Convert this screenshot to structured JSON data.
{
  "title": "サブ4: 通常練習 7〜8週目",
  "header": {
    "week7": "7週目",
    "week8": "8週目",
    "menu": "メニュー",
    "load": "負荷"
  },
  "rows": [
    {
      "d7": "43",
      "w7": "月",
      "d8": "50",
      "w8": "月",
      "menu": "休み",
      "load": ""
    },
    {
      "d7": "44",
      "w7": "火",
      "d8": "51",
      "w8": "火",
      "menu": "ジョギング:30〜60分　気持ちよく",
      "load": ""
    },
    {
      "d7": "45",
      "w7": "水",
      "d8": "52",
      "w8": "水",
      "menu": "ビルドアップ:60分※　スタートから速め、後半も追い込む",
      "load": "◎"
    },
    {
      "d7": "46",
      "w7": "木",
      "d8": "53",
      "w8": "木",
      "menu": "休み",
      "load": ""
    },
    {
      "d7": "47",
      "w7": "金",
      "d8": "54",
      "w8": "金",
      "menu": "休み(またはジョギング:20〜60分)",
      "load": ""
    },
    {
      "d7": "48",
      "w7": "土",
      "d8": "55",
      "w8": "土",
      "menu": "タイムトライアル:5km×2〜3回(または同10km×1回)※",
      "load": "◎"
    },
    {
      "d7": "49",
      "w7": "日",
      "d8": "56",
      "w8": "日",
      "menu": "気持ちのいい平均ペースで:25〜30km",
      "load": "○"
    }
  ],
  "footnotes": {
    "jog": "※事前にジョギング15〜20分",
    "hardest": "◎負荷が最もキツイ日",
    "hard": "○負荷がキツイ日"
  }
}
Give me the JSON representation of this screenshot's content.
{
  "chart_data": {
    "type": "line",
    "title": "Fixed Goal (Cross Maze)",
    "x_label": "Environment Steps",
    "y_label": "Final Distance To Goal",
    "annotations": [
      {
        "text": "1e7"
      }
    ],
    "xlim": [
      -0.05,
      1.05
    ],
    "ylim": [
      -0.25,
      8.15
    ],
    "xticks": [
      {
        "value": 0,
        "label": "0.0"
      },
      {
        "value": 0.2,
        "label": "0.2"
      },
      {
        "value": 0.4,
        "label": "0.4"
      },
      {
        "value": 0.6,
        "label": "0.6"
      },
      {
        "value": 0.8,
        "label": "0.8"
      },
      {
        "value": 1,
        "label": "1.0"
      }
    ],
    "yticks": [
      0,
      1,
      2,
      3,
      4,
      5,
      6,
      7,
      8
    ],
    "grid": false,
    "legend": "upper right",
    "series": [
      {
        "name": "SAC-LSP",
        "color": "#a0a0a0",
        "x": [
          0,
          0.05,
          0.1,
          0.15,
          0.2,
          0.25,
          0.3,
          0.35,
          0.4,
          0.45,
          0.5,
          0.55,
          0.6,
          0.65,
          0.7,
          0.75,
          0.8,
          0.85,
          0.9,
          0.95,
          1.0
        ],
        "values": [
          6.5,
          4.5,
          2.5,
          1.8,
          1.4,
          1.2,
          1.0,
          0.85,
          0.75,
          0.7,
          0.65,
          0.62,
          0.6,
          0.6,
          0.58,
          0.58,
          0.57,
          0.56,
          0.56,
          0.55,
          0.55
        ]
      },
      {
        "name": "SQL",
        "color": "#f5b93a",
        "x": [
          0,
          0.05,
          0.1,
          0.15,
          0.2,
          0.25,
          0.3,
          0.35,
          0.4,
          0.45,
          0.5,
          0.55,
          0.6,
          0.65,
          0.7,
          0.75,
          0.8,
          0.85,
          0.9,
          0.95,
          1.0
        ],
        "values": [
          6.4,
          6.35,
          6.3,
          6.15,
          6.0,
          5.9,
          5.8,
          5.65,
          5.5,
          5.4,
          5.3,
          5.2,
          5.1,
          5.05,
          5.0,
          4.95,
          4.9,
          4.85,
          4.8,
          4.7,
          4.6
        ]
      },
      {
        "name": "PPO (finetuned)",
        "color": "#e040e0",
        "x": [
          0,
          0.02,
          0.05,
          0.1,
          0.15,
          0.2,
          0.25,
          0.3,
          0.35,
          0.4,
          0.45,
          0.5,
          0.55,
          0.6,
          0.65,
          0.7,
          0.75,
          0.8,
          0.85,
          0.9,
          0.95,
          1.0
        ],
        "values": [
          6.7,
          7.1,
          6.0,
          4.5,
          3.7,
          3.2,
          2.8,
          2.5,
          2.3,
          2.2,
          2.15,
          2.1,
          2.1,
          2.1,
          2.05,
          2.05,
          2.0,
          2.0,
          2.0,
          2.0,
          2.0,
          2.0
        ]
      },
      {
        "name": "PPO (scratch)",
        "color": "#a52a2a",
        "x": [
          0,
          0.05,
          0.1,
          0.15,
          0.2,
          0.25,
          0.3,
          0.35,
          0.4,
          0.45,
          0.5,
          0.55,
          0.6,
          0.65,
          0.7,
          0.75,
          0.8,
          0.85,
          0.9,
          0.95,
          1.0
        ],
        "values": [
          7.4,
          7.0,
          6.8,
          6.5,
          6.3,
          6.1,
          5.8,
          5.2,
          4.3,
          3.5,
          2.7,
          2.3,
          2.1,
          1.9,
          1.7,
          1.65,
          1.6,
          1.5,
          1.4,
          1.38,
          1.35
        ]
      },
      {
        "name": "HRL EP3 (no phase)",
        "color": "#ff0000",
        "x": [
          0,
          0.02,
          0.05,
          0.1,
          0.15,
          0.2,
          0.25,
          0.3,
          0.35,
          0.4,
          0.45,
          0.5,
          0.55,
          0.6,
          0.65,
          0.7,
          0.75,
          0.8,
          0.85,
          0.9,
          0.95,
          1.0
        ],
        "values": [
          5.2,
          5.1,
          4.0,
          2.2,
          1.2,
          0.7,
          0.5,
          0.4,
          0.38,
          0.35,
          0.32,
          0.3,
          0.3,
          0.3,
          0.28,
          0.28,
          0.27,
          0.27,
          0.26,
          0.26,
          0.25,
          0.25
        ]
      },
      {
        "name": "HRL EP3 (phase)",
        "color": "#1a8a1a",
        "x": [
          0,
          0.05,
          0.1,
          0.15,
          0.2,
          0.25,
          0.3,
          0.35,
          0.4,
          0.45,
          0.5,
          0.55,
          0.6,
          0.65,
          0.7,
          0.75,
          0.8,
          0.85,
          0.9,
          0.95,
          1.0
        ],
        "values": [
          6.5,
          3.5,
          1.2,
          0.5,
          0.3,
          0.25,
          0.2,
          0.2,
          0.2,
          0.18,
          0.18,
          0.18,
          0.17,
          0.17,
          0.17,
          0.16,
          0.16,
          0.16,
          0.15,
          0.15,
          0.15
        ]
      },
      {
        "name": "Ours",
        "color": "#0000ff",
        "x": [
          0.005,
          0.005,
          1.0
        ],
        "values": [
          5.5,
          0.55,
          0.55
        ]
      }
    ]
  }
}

++++++++++

* _What to work on_
The records above should be repeated in full, exactly as given.

* _Full answer_
Convert this screenshot to structured JSON data.
{
  "title": "サブ4: 通常練習 7〜8週目",
  "header": {
    "week7": "7週目",
    "week8": "8週目",
    "menu": "メニュー",
    "load": "負荷"
  },
  "rows": [
    {
      "d7": "43",
      "w7": "月",
      "d8": "50",
      "w8": "月",
      "menu": "休み",
      "load": ""
    },
    {
      "d7": "44",
      "w7": "火",
      "d8": "51",
      "w8": "火",
      "menu": "ジョギング:30〜60分　気持ちよく",
      "load": ""
    },
    {
      "d7": "45",
      "w7": "水",
      "d8": "52",
      "w8": "水",
      "menu": "ビルドアップ:60分※　スタートから速め、後半も追い込む",
      "load": "◎"
    },
    {
      "d7": "46",
      "w7": "木",
      "d8": "53",
      "w8": "木",
      "menu": "休み",
      "load": ""
    },
    {
      "d7": "47",
      "w7": "金",
      "d8": "54",
      "w8": "金",
      "menu": "休み(またはジョギング:20〜60分)",
      "load": ""
    },
    {
      "d7": "48",
      "w7": "土",
      "d8": "55",
      "w8": "土",
      "menu": "タイムトライアル:5km×2〜3回(または同10km×1回)※",
      "load": "◎"
    },
    {
      "d7": "49",
      "w7": "日",
      "d8": "56",
      "w8": "日",
      "menu": "気持ちのいい平均ペースで:25〜30km",
      "load": "○"
    }
  ],
  "footnotes": {
    "jog": "※事前にジョギング15〜20分",
    "hardest": "◎負荷が最もキツイ日",
    "hard": "○負荷がキツイ日"
  }
}
Give me the JSON representation of this screenshot's content.
{
  "chart_data": {
    "type": "line",
    "title": "Fixed Goal (Cross Maze)",
    "x_label": "Environment Steps",
    "y_label": "Final Distance To Goal",
    "annotations": [
      {
        "text": "1e7"
      }
    ],
    "xlim": [
      -0.05,
      1.05
    ],
    "ylim": [
      -0.25,
      8.15
    ],
    "xticks": [
      {
        "value": 0,
        "label": "0.0"
      },
      {
        "value": 0.2,
        "label": "0.2"
      },
      {
        "value": 0.4,
        "label": "0.4"
      },
      {
        "value": 0.6,
        "label": "0.6"
      },
      {
        "value": 0.8,
        "label": "0.8"
      },
      {
        "value": 1,
        "label": "1.0"
      }
    ],
    "yticks": [
      0,
      1,
      2,
      3,
      4,
      5,
      6,
      7,
      8
    ],
    "grid": false,
    "legend": "upper right",
    "series": [
      {
        "name": "SAC-LSP",
        "color": "#a0a0a0",
        "x": [
          0,
          0.05,
          0.1,
          0.15,
          0.2,
          0.25,
          0.3,
          0.35,
          0.4,
          0.45,
          0.5,
          0.55,
          0.6,
          0.65,
          0.7,
          0.75,
          0.8,
          0.85,
          0.9,
          0.95,
          1.0
        ],
        "values": [
          6.5,
          4.5,
          2.5,
          1.8,
          1.4,
          1.2,
          1.0,
          0.85,
          0.75,
          0.7,
          0.65,
          0.62,
          0.6,
          0.6,
          0.58,
          0.58,
          0.57,
          0.56,
          0.56,
          0.55,
          0.55
        ]
      },
      {
        "name": "SQL",
        "color": "#f5b93a",
        "x": [
          0,
          0.05,
          0.1,
          0.15,
          0.2,
          0.25,
          0.3,
          0.35,
          0.4,
          0.45,
          0.5,
          0.55,
          0.6,
          0.65,
          0.7,
          0.75,
          0.8,
          0.85,
          0.9,
          0.95,
          1.0
        ],
        "values": [
          6.4,
          6.35,
          6.3,
          6.15,
          6.0,
          5.9,
          5.8,
          5.65,
          5.5,
          5.4,
          5.3,
          5.2,
          5.1,
          5.05,
          5.0,
          4.95,
          4.9,
          4.85,
          4.8,
          4.7,
          4.6
        ]
      },
      {
        "name": "PPO (finetuned)",
        "color": "#e040e0",
        "x": [
          0,
          0.02,
          0.05,
          0.1,
          0.15,
          0.2,
          0.25,
          0.3,
          0.35,
          0.4,
          0.45,
          0.5,
          0.55,
          0.6,
          0.65,
          0.7,
          0.75,
          0.8,
          0.85,
          0.9,
          0.95,
          1.0
        ],
        "values": [
          6.7,
          7.1,
          6.0,
          4.5,
          3.7,
          3.2,
          2.8,
          2.5,
          2.3,
          2.2,
          2.15,
          2.1,
          2.1,
          2.1,
          2.05,
          2.05,
          2.0,
          2.0,
          2.0,
          2.0,
          2.0,
          2.0
        ]
      },
      {
        "name": "PPO (scratch)",
        "color": "#a52a2a",
        "x": [
          0,
          0.05,
          0.1,
          0.15,
          0.2,
          0.25,
          0.3,
          0.35,
          0.4,
          0.45,
          0.5,
          0.55,
          0.6,
          0.65,
          0.7,
          0.75,
          0.8,
          0.85,
          0.9,
          0.95,
          1.0
        ],
        "values": [
          7.4,
          7.0,
          6.8,
          6.5,
          6.3,
          6.1,
          5.8,
          5.2,
          4.3,
          3.5,
          2.7,
          2.3,
          2.1,
          1.9,
          1.7,
          1.65,
          1.6,
          1.5,
          1.4,
          1.38,
          1.35
        ]
      },
      {
        "name": "HRL EP3 (no phase)",
        "color": "#ff0000",
        "x": [
          0,
          0.02,
          0.05,
          0.1,
          0.15,
          0.2,
          0.25,
          0.3,
          0.35,
          0.4,
          0.45,
          0.5,
          0.55,
          0.6,
          0.65,
          0.7,
          0.75,
          0.8,
          0.85,
          0.9,
          0.95,
          1.0
        ],
        "values": [
          5.2,
          5.1,
          4.0,
          2.2,
          1.2,
          0.7,
          0.5,
          0.4,
          0.38,
          0.35,
          0.32,
          0.3,
          0.3,
          0.3,
          0.28,
          0.28,
          0.27,
          0.27,
          0.26,
          0.26,
          0.25,
          0.25
        ]
      },
      {
        "name": "HRL EP3 (phase)",
        "color": "#1a8a1a",
        "x": [
          0,
          0.05,
          0.1,
          0.15,
          0.2,
          0.25,
          0.3,
          0.35,
          0.4,
          0.45,
          0.5,
          0.55,
          0.6,
          0.65,
          0.7,
          0.75,
          0.8,
          0.85,
          0.9,
          0.95,
          1.0
        ],
        "values": [
          6.5,
          3.5,
          1.2,
          0.5,
          0.3,
          0.25,
          0.2,
          0.2,
          0.2,
          0.18,
          0.18,
          0.18,
          0.17,
          0.17,
          0.17,
          0.16,
          0.16,
          0.16,
          0.15,
          0.15,
          0.15
        ]
      },
      {
        "name": "Ours",
        "color": "#0000ff",
        "x": [
          0.005,
          0.005,
          1.0
        ],
        "values": [
          5.5,
          0.55,
          0.55
        ]
      }
    ]
  }
}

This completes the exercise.